Output the data exactly, with every line intact.

── Source records

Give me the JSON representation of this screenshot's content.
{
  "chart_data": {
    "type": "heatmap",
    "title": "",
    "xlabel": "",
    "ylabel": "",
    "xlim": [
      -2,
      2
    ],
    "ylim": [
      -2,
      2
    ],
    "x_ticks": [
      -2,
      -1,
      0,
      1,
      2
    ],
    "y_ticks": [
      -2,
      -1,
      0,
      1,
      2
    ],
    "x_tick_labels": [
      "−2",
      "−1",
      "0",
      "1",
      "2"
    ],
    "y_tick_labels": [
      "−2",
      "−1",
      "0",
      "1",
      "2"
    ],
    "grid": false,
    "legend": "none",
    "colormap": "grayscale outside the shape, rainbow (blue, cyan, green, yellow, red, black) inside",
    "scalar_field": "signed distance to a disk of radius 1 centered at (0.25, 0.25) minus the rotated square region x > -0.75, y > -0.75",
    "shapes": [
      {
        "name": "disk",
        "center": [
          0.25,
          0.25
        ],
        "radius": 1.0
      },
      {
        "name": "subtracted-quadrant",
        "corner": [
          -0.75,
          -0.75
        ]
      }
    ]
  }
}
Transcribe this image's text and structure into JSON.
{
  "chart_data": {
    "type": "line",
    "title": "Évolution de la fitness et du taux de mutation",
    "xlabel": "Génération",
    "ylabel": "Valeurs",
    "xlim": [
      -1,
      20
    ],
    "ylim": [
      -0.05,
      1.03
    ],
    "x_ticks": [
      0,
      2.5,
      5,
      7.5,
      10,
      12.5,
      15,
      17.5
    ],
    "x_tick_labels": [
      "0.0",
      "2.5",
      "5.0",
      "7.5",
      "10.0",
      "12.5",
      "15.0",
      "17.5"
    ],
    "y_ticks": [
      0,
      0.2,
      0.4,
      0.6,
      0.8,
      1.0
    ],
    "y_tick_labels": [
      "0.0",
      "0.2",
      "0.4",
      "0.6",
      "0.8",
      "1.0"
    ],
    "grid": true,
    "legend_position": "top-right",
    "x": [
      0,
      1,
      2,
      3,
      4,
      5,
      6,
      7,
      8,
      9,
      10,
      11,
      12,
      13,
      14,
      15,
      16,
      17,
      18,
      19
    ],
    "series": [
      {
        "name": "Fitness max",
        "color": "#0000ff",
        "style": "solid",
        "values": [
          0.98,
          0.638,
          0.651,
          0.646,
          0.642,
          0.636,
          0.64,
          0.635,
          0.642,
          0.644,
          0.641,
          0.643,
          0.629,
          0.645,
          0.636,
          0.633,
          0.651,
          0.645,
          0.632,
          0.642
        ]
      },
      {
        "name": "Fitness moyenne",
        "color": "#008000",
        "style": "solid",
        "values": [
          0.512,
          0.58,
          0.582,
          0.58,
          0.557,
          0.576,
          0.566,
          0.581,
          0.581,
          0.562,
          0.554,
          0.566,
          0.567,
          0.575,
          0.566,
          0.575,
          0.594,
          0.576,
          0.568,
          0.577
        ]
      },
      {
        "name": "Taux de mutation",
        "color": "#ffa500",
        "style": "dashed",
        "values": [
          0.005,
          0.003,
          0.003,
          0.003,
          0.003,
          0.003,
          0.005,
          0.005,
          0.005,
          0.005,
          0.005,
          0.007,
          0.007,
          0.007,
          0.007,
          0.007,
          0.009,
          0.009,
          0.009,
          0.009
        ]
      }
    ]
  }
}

────

== Answer to the problem ==
Give me the JSON representation of this screenshot's content.
{
  "chart_data": {
    "type": "heatmap",
    "title": "",
    "xlabel": "",
    "ylabel": "",
    "xlim": [
      -2,
      2
    ],
    "ylim": [
      -2,
      2
    ],
    "x_ticks": [
      -2,
      -1,
      0,
      1,
      2
    ],
    "y_ticks": [
      -2,
      -1,
      0,
      1,
      2
    ],
    "x_tick_labels": [
      "−2",
      "−1",
      "0",
      "1",
      "2"
    ],
    "y_tick_labels": [
      "−2",
      "−1",
      "0",
      "1",
      "2"
    ],
    "grid": false,
    "legend": "none",
    "colormap": "grayscale outside the shape, rainbow (blue, cyan, green, yellow, red, black) inside",
    "scalar_field": "signed distance to a disk of radius 1 centered at (0.25, 0.25) minus the rotated square region x > -0.75, y > -0.75",
    "shapes": [
      {
        "name": "disk",
        "center": [
          0.25,
          0.25
        ],
        "radius": 1.0
      },
      {
        "name": "subtracted-quadrant",
        "corner": [
          -0.75,
          -0.75
        ]
      }
    ]
  }
}
Transcribe this image's text and structure into JSON.
{
  "chart_data": {
    "type": "line",
    "title": "Évolution de la fitness et du taux de mutation",
    "xlabel": "Génération",
    "ylabel": "Valeurs",
    "xlim": [
      -1,
      20
    ],
    "ylim": [
      -0.05,
      1.03
    ],
    "x_ticks": [
      0,
      2.5,
      5,
      7.5,
      10,
      12.5,
      15,
      17.5
    ],
    "x_tick_labels": [
      "0.0",
      "2.5",
      "5.0",
      "7.5",
      "10.0",
      "12.5",
      "15.0",
      "17.5"
    ],
    "y_ticks": [
      0,
      0.2,
      0.4,
      0.6,
      0.8,
      1.0
    ],
    "y_tick_labels": [
      "0.0",
      "0.2",
      "0.4",
      "0.6",
      "0.8",
      "1.0"
    ],
    "grid": true,
    "legend_position": "top-right",
    "x": [
      0,
      1,
      2,
      3,
      4,
      5,
      6,
      7,
      8,
      9,
      10,
      11,
      12,
      13,
      14,
      15,
      16,
      17,
      18,
      19
    ],
    "series": [
      {
        "name": "Fitness max",
        "color": "#0000ff",
        "style": "solid",
        "values": [
          0.98,
          0.638,
          0.651,
          0.646,
          0.642,
          0.636,
          0.64,
          0.635,
          0.642,
          0.644,
          0.641,
          0.643,
          0.629,
          0.645,
          0.636,
          0.633,
          0.651,
          0.645,
          0.632,
          0.642
        ]
      },
      {
        "name": "Fitness moyenne",
        "color": "#008000",
        "style": "solid",
        "values": [
          0.512,
          0.58,
          0.582,
          0.58,
          0.557,
          0.576,
          0.566,
          0.581,
          0.581,
          0.562,
          0.554,
          0.566,
          0.567,
          0.575,
          0.566,
          0.575,
          0.594,
          0.576,
          0.568,
          0.577
        ]
      },
      {
        "name": "Taux de mutation",
        "color": "#ffa500",
        "style": "dashed",
        "values": [
          0.005,
          0.003,
          0.003,
          0.003,
          0.003,
          0.003,
          0.005,
          0.005,
          0.005,
          0.005,
          0.005,
          0.007,
          0.007,
          0.007,
          0.007,
          0.007,
          0.009,
          0.009,
          0.009,
          0.009
        ]
      }
    ]
  }
}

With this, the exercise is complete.